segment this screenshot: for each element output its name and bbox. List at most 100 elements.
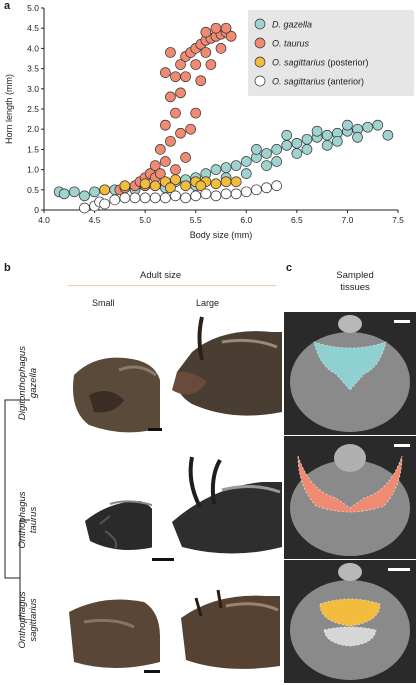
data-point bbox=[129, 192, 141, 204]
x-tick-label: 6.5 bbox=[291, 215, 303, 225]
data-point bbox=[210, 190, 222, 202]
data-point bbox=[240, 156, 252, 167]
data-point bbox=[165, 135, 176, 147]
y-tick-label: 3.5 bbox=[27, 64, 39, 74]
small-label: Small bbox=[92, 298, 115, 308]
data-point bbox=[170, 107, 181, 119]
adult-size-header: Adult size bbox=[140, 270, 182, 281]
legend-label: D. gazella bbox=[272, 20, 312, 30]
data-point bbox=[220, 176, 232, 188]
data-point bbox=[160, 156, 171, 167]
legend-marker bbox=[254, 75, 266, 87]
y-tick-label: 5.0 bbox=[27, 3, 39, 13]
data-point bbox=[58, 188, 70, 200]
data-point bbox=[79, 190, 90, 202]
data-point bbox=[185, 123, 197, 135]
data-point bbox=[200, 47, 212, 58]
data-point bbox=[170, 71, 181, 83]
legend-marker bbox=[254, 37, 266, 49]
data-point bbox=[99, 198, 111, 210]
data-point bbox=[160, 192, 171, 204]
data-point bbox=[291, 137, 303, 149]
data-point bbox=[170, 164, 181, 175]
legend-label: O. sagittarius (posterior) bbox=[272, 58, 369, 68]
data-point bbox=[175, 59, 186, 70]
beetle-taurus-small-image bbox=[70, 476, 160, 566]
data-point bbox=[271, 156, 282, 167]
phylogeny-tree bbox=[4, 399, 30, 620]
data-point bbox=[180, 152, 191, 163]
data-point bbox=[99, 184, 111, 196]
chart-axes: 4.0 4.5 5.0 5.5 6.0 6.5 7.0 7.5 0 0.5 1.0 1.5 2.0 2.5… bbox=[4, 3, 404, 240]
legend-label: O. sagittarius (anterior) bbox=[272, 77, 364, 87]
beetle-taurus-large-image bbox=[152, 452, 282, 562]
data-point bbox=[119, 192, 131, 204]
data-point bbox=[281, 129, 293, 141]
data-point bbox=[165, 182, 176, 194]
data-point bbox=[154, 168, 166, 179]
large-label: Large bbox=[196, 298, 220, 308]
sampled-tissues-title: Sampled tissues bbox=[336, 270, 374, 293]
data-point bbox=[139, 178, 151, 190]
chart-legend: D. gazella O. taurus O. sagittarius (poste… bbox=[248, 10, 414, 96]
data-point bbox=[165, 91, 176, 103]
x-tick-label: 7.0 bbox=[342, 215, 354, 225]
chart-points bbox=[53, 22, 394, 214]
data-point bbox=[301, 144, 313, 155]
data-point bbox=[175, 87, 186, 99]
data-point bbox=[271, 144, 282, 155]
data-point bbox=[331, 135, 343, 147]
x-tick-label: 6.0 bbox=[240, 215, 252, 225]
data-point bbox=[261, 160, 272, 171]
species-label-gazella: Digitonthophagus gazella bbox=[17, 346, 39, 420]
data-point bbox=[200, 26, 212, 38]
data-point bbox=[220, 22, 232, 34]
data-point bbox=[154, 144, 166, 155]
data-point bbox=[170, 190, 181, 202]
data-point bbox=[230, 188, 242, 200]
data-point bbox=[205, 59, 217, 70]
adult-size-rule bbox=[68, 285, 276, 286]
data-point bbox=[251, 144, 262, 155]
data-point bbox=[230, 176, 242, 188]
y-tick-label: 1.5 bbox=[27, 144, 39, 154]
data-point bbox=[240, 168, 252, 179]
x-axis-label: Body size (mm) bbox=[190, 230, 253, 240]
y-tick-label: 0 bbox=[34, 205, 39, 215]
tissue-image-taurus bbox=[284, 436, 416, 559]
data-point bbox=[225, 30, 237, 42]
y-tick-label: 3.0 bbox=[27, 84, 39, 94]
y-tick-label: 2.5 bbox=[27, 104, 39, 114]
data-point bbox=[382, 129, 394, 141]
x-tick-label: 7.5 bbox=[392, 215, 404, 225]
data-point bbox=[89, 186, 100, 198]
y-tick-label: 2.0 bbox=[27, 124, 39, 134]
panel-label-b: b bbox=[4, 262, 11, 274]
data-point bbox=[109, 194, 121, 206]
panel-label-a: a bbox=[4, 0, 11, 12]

******

▸ **What this task involves**
Pull out the entries word for word, everything from the line containing "data-point bbox=[129, 192, 141, 204]" down to the line containing "data-point bbox=[170, 190, 181, 202]", with both of those lines included.

▸ **Output of the task**
data-point bbox=[129, 192, 141, 204]
x-tick-label: 6.5 bbox=[291, 215, 303, 225]
data-point bbox=[210, 190, 222, 202]
data-point bbox=[240, 156, 252, 167]
data-point bbox=[165, 135, 176, 147]
y-tick-label: 3.5 bbox=[27, 64, 39, 74]
small-label: Small bbox=[92, 298, 115, 308]
data-point bbox=[170, 107, 181, 119]
adult-size-header: Adult size bbox=[140, 270, 182, 281]
legend-label: D. gazella bbox=[272, 20, 312, 30]
data-point bbox=[220, 176, 232, 188]
data-point bbox=[160, 156, 171, 167]
legend-marker bbox=[254, 75, 266, 87]
y-tick-label: 5.0 bbox=[27, 3, 39, 13]
data-point bbox=[58, 188, 70, 200]
data-point bbox=[79, 190, 90, 202]
data-point bbox=[185, 123, 197, 135]
data-point bbox=[200, 47, 212, 58]
data-point bbox=[170, 71, 181, 83]
legend-marker bbox=[254, 37, 266, 49]
data-point bbox=[99, 198, 111, 210]
data-point bbox=[160, 192, 171, 204]
data-point bbox=[291, 137, 303, 149]
data-point bbox=[170, 164, 181, 175]
legend-label: O. sagittarius (posterior) bbox=[272, 58, 369, 68]
data-point bbox=[175, 59, 186, 70]
beetle-taurus-small-image bbox=[70, 476, 160, 566]
data-point bbox=[271, 156, 282, 167]
phylogeny-tree bbox=[4, 399, 30, 620]
data-point bbox=[180, 152, 191, 163]
data-point bbox=[99, 184, 111, 196]
chart-axes: 4.0 4.5 5.0 5.5 6.0 6.5 7.0 7.5 0 0.5 1.0 1.5 2.0 2.5… bbox=[4, 3, 404, 240]
legend-label: O. sagittarius (anterior) bbox=[272, 77, 364, 87]
beetle-taurus-large-image bbox=[152, 452, 282, 562]
data-point bbox=[119, 192, 131, 204]
data-point bbox=[281, 129, 293, 141]
data-point bbox=[165, 182, 176, 194]
data-point bbox=[154, 168, 166, 179]
large-label: Large bbox=[196, 298, 220, 308]
sampled-tissues-title: Sampled tissues bbox=[336, 270, 374, 293]
data-point bbox=[139, 178, 151, 190]
chart-legend: D. gazella O. taurus O. sagittarius (poste… bbox=[248, 10, 414, 96]
data-point bbox=[165, 91, 176, 103]
x-tick-label: 7.0 bbox=[342, 215, 354, 225]
chart-points bbox=[53, 22, 394, 214]
data-point bbox=[301, 144, 313, 155]
data-point bbox=[175, 87, 186, 99]
data-point bbox=[271, 144, 282, 155]
data-point bbox=[331, 135, 343, 147]
x-tick-label: 6.0 bbox=[240, 215, 252, 225]
data-point bbox=[261, 160, 272, 171]
species-label-gazella: Digitonthophagus gazella bbox=[17, 346, 39, 420]
data-point bbox=[200, 26, 212, 38]
data-point bbox=[220, 22, 232, 34]
data-point bbox=[154, 144, 166, 155]
data-point bbox=[170, 190, 181, 202]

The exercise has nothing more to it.